Work through the listing below and count the lines that hold "EXIST". Answer with the number alone.

_Data rows_
- - - - -

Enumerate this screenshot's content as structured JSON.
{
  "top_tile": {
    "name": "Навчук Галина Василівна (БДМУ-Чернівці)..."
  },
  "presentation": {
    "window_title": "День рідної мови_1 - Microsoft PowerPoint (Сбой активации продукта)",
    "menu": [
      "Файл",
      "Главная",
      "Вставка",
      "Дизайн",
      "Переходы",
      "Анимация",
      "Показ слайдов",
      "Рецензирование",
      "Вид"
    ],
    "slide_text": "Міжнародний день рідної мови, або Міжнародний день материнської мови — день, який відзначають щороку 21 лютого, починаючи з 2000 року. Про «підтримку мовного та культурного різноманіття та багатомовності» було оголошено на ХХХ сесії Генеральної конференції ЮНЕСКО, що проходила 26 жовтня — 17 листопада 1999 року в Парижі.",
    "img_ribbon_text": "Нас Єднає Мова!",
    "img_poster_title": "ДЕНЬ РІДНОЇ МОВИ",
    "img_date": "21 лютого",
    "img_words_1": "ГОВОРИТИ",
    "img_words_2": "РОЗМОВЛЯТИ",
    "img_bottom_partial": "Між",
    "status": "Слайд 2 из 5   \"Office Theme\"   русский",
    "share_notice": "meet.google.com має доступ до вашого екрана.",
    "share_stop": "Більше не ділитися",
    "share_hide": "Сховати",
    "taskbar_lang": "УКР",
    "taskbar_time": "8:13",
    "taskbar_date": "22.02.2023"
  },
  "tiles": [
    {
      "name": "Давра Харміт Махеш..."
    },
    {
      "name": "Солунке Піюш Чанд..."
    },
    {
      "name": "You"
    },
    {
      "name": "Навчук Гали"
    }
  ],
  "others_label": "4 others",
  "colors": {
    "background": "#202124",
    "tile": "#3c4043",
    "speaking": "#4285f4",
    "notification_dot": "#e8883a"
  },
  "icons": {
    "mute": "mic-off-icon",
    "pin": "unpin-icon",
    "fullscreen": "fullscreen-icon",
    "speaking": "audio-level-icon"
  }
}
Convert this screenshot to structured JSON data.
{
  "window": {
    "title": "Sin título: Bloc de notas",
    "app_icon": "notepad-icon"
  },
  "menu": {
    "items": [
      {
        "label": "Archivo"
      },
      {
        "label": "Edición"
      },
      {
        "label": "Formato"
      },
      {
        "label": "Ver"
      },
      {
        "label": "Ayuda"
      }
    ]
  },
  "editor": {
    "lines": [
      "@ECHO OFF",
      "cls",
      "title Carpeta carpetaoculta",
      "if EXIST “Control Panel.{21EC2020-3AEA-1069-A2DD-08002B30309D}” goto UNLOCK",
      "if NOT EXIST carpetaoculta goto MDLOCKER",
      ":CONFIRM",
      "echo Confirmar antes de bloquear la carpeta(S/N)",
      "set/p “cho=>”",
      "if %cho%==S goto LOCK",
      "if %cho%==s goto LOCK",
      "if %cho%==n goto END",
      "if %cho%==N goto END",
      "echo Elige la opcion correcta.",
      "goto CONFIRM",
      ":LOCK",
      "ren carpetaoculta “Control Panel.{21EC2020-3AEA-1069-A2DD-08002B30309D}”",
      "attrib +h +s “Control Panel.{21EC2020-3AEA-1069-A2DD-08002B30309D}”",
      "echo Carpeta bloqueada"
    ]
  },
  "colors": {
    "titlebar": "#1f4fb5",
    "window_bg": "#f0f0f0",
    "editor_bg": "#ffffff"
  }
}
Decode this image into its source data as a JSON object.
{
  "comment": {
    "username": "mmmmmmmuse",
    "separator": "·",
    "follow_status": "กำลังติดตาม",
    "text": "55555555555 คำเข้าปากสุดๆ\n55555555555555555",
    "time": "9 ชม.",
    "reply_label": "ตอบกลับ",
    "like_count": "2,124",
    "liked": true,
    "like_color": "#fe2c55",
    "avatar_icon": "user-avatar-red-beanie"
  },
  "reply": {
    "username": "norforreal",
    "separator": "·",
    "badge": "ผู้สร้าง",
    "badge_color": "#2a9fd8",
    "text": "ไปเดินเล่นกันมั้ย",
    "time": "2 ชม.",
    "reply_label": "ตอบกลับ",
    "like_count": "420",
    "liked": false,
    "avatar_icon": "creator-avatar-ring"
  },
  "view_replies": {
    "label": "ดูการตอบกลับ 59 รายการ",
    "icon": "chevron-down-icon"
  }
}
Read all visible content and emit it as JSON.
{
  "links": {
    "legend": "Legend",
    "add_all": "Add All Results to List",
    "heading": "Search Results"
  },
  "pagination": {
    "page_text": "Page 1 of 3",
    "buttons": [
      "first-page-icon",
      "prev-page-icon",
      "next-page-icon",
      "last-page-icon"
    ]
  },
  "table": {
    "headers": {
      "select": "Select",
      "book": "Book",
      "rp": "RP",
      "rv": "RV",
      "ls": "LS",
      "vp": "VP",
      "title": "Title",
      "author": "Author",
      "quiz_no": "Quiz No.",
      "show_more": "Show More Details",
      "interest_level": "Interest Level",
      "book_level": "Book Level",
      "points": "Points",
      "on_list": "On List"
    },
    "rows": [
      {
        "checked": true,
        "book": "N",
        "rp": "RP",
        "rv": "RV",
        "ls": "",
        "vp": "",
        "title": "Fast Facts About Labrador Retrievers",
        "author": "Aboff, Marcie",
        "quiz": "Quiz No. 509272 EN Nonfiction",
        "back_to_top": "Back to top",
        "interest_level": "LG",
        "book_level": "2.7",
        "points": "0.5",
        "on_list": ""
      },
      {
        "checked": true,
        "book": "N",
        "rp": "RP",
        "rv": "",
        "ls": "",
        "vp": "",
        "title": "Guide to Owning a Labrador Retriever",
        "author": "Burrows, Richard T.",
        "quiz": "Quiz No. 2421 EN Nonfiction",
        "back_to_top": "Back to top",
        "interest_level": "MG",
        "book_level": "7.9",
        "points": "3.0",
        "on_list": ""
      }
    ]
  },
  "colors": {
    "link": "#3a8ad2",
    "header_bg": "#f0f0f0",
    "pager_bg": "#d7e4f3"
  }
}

- - - - -

_Output of the task_
2